Exercise description → Find the number of lines below in which the word "SNAP" appears, and write that number only.
[start Given information]
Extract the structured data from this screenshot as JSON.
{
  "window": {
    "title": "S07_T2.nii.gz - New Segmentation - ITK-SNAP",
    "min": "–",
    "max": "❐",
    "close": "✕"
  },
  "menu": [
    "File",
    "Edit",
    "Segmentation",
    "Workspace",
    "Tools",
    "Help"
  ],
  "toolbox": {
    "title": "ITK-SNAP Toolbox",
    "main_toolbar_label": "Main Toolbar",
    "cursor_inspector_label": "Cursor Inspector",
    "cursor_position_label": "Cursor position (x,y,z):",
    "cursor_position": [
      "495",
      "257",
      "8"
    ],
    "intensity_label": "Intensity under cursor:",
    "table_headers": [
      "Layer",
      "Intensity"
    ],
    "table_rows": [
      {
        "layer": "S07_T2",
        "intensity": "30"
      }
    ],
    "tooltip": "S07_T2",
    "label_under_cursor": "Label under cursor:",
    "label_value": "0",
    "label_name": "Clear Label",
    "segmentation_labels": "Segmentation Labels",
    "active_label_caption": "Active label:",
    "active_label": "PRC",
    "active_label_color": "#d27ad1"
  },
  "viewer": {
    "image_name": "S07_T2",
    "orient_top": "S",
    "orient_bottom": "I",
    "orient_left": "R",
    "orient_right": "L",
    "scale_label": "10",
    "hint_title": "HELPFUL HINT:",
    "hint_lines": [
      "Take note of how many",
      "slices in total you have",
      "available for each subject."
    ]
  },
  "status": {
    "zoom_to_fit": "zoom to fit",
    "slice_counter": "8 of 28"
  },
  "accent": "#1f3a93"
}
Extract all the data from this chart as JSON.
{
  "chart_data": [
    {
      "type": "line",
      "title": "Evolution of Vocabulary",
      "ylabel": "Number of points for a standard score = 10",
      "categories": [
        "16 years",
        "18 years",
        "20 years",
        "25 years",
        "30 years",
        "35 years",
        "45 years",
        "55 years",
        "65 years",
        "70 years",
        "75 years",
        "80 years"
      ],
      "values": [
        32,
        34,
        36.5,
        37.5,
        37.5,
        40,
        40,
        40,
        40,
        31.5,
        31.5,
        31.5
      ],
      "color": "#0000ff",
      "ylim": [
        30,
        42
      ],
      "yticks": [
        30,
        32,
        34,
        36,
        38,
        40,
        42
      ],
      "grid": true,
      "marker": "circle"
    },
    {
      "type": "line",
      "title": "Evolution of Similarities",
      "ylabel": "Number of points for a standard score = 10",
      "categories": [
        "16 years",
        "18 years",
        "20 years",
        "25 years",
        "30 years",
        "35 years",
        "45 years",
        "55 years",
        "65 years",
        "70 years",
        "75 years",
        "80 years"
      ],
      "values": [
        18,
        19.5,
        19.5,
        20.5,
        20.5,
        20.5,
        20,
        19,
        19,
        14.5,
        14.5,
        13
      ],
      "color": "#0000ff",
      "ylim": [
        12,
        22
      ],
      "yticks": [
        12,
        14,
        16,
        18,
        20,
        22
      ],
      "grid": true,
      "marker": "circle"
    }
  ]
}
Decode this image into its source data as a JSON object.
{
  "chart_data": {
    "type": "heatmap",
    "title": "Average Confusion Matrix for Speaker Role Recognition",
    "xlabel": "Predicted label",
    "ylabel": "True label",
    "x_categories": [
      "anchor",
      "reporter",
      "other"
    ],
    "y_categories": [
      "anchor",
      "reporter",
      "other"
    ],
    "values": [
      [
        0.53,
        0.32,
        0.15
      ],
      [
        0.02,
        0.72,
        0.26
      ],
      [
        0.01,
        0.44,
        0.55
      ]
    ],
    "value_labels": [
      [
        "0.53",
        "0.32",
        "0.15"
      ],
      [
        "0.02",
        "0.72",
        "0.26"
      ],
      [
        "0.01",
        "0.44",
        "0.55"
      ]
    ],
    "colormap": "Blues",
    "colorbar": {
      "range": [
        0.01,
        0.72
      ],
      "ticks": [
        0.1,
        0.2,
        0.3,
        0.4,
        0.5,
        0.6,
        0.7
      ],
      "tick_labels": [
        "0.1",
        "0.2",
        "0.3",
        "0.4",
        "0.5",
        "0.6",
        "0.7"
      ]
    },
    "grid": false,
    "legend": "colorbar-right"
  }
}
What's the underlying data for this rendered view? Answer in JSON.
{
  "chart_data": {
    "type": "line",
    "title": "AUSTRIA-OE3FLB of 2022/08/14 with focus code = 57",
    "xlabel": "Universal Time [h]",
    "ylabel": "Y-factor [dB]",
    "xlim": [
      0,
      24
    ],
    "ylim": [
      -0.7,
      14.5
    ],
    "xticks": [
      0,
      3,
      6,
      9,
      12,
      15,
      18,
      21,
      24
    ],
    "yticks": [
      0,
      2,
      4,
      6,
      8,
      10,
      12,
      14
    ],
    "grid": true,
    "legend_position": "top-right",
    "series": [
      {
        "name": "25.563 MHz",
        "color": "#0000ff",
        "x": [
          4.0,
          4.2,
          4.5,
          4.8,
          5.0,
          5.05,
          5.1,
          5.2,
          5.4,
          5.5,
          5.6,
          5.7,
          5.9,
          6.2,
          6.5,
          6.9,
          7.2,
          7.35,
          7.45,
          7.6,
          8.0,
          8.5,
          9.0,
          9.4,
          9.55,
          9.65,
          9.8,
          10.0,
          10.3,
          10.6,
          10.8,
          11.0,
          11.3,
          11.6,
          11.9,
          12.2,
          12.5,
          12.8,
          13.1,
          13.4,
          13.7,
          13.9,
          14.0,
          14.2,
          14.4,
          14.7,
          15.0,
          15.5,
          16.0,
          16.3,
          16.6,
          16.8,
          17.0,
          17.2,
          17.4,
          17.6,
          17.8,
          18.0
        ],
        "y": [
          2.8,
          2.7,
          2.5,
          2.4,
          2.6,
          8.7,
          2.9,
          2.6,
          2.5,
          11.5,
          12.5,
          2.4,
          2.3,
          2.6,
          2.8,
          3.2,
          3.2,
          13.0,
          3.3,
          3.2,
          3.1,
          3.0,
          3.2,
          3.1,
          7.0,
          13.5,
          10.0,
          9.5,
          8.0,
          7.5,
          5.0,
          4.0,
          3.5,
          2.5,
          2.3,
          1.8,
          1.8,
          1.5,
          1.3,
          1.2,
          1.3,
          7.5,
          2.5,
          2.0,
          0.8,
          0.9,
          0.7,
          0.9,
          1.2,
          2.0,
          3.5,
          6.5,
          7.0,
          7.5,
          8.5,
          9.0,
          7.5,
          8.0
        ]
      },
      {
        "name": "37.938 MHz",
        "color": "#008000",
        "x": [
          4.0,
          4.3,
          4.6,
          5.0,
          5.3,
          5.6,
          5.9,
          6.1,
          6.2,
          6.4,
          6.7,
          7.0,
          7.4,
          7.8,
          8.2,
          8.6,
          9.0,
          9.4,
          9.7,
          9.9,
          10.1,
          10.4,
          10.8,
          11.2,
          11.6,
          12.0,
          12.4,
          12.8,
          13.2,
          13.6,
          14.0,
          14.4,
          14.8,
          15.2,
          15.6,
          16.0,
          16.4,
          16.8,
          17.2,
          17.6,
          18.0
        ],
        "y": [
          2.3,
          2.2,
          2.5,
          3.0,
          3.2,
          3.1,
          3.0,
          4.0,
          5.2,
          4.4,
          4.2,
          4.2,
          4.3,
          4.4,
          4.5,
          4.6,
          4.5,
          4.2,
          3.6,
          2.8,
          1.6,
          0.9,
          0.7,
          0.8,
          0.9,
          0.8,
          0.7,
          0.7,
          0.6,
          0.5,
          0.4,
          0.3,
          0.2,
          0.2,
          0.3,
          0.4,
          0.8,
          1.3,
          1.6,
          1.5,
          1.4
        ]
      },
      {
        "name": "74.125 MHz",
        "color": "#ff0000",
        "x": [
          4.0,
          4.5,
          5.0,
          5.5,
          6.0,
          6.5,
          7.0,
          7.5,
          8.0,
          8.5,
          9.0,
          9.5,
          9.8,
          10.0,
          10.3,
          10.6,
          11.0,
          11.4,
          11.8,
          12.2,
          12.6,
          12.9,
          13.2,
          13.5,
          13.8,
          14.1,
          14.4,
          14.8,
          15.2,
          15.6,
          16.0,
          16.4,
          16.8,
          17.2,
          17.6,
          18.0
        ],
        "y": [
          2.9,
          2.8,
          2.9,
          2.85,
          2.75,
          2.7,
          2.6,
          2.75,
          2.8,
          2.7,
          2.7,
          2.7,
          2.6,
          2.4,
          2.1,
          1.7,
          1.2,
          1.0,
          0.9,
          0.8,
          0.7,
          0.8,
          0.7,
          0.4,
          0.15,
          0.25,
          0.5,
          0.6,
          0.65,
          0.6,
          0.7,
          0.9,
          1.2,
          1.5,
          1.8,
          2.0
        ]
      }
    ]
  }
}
[end Given information]
Finished task → 2